[WRITTEN PROBLEM] In the listing below, find every line containing "xlabel" and copy it out.

[INFORMATION PROVIDED]
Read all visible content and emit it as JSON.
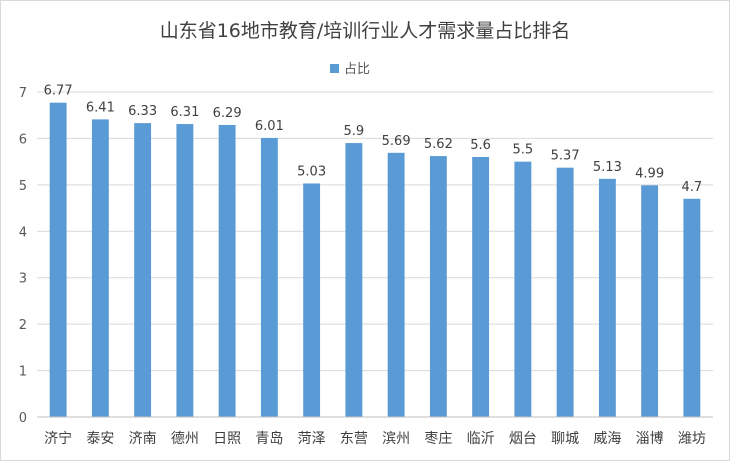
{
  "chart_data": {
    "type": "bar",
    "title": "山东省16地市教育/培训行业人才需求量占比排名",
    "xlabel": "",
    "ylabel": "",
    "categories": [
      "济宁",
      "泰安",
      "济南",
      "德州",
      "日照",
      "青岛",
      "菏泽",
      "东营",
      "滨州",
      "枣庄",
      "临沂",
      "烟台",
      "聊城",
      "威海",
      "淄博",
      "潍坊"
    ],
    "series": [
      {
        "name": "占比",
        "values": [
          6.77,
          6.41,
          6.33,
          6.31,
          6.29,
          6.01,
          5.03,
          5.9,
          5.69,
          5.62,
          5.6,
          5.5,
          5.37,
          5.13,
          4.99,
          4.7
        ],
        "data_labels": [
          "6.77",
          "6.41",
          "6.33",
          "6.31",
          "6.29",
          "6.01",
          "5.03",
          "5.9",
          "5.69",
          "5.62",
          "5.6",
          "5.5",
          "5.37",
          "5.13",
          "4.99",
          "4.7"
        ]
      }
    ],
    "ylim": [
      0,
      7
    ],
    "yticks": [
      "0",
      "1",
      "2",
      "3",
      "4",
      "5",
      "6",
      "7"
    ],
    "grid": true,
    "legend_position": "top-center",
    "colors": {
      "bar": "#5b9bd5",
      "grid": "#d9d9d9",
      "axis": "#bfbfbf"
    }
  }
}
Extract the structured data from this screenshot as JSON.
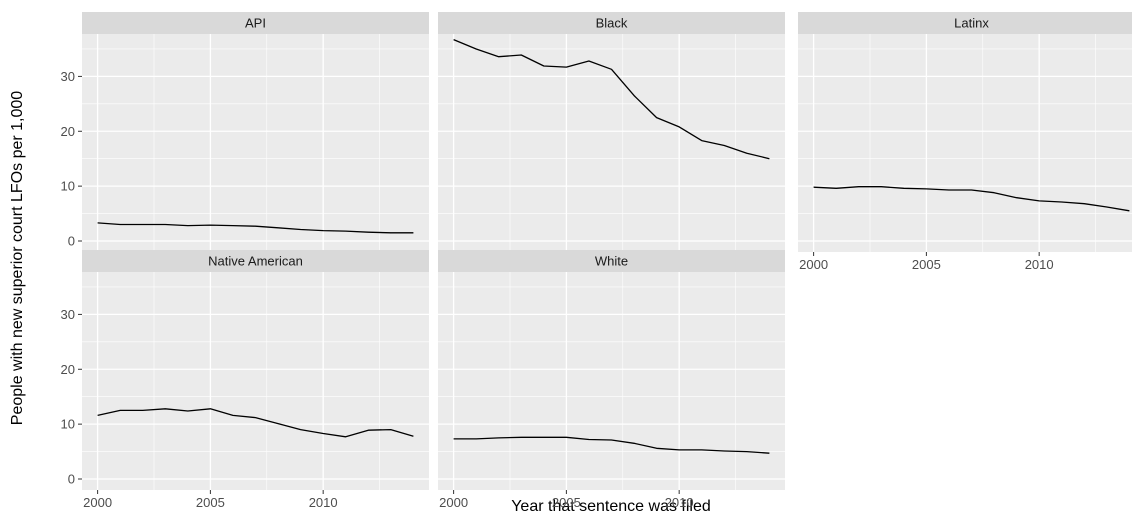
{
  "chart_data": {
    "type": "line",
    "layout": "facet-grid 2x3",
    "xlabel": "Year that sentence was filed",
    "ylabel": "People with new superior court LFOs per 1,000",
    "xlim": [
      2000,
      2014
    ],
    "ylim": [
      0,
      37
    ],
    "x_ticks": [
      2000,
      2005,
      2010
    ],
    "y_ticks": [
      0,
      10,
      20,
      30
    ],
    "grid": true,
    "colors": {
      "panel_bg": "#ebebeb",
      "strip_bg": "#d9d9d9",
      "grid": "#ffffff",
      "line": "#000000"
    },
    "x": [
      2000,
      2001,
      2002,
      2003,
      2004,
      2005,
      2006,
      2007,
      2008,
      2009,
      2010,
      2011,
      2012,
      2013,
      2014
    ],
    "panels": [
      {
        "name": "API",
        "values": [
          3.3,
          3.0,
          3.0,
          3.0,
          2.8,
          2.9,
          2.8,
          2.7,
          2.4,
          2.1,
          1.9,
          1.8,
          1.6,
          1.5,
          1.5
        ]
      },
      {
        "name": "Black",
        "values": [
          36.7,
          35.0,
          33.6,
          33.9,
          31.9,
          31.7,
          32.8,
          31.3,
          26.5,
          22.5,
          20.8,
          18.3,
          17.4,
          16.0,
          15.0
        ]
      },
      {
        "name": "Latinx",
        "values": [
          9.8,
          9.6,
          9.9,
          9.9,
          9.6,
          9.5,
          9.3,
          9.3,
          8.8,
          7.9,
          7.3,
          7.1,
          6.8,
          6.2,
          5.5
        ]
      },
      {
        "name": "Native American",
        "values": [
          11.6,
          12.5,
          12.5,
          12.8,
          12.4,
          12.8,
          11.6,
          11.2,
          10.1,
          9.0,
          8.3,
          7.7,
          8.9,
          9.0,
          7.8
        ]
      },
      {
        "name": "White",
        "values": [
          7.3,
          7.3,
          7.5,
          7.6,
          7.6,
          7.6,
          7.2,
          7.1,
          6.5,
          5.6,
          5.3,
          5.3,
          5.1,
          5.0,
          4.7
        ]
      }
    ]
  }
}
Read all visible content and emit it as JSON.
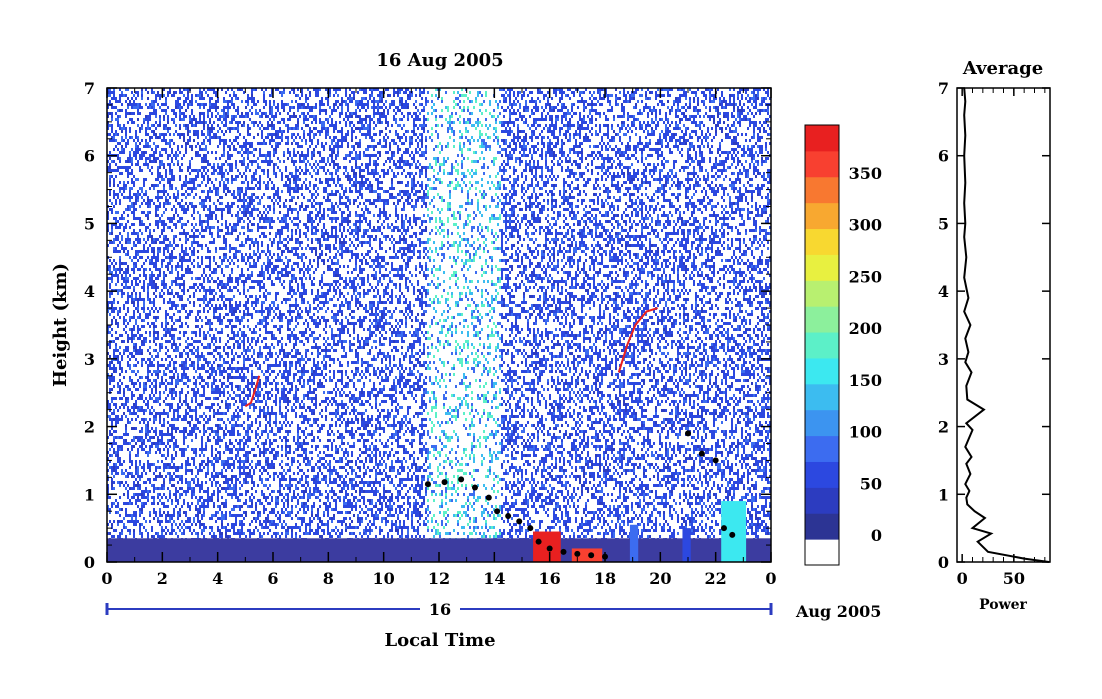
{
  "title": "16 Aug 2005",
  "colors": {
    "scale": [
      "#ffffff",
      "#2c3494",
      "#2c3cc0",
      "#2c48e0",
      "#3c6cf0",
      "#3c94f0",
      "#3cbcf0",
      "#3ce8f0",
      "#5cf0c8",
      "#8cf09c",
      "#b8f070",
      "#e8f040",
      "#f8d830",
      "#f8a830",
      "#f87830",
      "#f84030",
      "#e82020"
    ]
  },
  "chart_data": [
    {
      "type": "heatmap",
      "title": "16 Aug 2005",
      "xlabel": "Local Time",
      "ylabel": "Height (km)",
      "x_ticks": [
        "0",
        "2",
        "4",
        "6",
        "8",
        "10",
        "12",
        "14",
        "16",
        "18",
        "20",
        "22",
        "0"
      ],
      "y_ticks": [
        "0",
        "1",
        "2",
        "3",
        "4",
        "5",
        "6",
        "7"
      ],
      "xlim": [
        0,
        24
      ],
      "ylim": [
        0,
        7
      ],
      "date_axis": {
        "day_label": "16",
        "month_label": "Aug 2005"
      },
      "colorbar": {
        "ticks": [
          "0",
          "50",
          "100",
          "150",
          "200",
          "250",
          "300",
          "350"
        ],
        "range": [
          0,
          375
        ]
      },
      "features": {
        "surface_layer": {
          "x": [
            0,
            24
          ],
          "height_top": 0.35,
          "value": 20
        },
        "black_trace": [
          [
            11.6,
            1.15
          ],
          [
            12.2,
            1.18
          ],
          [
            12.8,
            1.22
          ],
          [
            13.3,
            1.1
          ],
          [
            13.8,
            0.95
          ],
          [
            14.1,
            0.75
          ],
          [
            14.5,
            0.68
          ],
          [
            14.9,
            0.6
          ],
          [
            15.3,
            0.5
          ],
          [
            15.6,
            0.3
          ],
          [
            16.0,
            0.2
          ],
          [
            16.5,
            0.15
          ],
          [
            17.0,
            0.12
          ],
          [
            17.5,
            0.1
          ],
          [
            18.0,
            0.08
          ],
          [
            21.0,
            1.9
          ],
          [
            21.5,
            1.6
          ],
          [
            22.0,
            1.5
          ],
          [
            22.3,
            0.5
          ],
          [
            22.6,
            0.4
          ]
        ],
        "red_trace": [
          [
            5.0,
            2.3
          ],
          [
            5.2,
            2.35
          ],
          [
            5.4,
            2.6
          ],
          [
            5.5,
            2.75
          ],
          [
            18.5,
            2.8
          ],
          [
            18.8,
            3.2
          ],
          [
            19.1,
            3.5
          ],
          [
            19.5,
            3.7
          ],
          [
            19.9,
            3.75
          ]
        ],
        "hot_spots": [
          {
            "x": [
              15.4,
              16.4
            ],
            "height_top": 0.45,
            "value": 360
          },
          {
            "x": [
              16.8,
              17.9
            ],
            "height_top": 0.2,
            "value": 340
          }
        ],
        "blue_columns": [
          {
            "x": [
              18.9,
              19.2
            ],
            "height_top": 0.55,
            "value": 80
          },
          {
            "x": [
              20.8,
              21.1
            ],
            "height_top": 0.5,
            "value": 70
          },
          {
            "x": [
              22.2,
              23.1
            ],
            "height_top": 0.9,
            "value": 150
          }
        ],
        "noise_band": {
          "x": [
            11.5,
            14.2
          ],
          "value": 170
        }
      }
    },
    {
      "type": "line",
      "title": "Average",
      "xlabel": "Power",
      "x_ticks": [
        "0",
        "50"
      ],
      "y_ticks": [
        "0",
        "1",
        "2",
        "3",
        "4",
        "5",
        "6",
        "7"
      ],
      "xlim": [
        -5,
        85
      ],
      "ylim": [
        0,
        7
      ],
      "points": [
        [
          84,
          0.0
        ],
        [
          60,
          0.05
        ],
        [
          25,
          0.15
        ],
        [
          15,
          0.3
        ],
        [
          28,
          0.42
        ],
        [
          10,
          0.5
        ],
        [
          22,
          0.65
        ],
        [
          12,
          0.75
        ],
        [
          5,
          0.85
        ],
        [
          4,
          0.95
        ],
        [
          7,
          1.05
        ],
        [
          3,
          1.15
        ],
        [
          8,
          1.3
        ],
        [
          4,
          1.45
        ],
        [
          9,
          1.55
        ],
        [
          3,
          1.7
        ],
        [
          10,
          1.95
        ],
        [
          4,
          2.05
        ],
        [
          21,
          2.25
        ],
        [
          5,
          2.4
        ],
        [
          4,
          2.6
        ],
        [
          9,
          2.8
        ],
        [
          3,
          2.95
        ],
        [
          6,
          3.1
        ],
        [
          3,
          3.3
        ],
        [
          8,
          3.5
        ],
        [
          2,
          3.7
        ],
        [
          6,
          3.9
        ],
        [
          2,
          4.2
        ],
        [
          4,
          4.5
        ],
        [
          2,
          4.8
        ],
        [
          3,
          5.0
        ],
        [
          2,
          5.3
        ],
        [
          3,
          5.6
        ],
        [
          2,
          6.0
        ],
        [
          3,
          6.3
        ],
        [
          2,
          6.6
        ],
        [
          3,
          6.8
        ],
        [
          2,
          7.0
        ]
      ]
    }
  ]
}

[RESULT OF THE TASK]
    "xlabel": "",
    "xlabel": "Year that sentence was filed",
      "xlabel": "Local Time",
      "xlabel": "Power",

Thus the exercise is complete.